Dataset items
<<<<
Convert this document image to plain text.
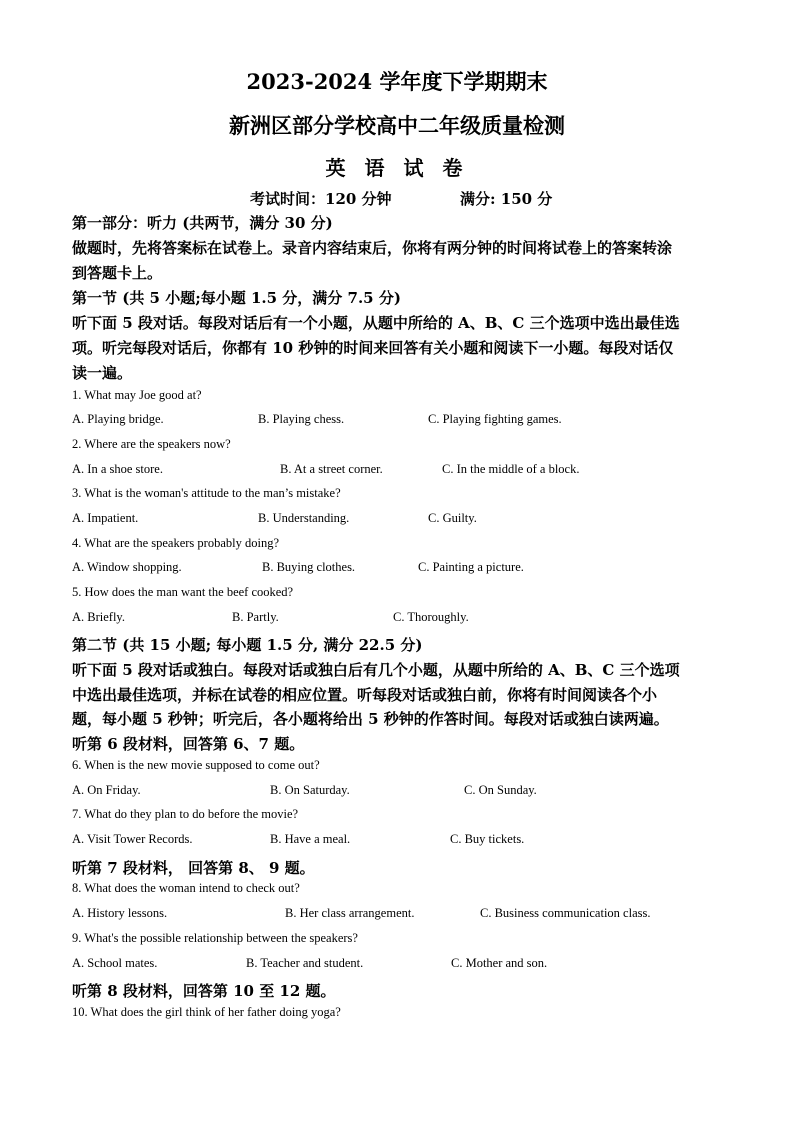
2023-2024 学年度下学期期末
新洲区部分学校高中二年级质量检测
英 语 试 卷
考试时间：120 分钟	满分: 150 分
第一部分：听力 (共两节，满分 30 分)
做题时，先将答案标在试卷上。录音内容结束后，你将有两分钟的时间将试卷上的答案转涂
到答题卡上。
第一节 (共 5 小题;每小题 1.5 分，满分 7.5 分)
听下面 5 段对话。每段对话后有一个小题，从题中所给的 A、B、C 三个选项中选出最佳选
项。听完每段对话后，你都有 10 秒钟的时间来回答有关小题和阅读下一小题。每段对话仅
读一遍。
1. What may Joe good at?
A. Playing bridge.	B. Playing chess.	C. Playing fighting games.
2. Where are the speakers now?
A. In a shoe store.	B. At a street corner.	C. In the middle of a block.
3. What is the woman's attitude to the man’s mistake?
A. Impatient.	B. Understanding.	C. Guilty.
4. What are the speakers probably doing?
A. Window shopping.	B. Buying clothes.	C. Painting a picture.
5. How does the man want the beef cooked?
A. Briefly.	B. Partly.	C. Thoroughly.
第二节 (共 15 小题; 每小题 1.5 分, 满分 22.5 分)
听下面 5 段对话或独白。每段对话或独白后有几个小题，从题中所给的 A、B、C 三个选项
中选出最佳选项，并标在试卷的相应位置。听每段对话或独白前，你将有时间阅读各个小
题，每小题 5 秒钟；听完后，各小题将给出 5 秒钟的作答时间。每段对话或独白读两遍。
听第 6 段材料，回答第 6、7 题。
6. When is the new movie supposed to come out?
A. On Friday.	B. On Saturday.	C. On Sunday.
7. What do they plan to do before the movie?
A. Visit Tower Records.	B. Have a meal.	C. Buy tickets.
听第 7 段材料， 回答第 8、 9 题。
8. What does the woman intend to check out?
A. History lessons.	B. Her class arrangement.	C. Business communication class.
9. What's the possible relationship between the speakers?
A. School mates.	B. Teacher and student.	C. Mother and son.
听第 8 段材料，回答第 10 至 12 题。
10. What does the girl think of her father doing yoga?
>>>>
<<<<
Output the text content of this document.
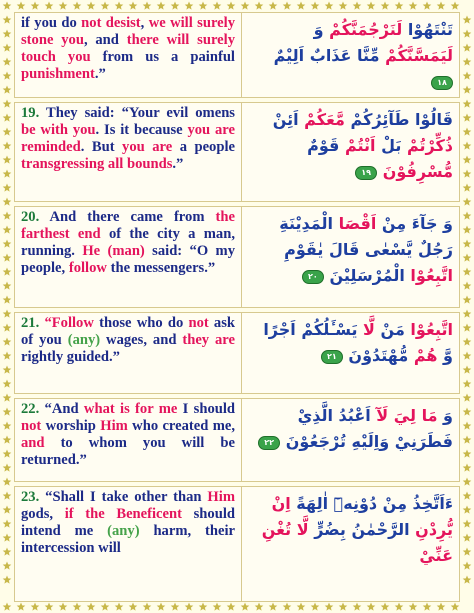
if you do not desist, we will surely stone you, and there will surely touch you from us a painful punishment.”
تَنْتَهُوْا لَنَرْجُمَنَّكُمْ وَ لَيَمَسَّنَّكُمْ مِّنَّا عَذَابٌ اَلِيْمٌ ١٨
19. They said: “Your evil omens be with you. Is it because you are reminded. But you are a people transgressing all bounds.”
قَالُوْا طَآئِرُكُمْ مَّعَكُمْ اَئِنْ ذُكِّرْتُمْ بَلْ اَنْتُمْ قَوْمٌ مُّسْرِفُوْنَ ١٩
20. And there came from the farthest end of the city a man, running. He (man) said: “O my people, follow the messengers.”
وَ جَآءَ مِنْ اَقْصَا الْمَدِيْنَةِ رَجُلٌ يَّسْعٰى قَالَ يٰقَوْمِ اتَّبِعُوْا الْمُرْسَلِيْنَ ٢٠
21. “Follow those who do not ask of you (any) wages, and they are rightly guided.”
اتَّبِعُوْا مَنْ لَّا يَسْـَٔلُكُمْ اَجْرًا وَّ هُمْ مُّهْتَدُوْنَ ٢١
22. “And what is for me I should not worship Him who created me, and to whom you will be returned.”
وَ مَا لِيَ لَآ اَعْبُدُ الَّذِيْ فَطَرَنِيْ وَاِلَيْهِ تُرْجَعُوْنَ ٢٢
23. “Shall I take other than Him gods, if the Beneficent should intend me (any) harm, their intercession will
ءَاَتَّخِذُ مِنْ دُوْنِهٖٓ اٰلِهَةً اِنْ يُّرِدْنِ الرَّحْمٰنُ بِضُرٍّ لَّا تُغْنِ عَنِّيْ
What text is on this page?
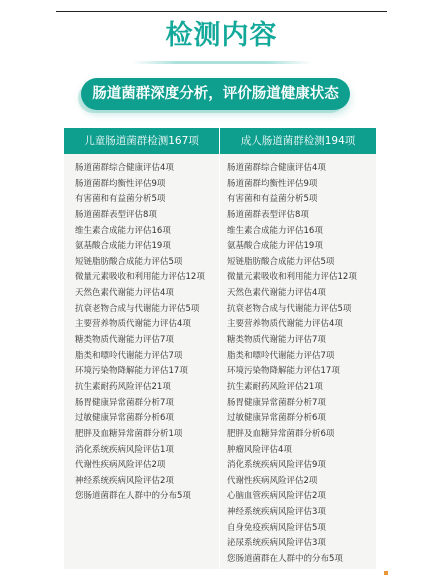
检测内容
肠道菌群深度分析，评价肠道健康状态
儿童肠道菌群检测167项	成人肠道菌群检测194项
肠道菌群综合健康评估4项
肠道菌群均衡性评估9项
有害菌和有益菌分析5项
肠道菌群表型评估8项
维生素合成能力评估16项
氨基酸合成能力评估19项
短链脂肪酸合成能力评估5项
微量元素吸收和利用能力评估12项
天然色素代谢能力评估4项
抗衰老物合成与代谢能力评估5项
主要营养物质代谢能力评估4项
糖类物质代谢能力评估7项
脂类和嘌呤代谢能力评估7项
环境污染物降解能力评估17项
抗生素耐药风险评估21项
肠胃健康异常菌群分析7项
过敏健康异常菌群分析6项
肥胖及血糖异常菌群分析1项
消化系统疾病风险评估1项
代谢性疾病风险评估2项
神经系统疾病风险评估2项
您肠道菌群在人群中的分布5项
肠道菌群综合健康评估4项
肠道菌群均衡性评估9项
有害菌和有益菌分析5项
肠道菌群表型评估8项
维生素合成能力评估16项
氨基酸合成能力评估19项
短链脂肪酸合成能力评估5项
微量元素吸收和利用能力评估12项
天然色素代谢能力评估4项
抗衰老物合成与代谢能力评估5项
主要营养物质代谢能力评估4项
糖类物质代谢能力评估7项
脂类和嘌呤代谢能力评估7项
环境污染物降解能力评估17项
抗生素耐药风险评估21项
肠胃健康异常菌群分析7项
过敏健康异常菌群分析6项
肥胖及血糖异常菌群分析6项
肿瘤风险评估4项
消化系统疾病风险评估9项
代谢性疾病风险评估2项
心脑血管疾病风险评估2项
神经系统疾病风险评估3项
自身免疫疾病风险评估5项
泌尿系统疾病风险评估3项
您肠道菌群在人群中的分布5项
>>>>
DIRECTIONS FOR THIS TASK ::
Which lines above contain the word "should"? Copy each of them.

RIGHT ANSWER ::
22. “And what is for me I should not worship Him who created me, and to whom you will be returned.”
23. “Shall I take other than Him gods, if the Beneficent should intend me (any) harm, their intercession will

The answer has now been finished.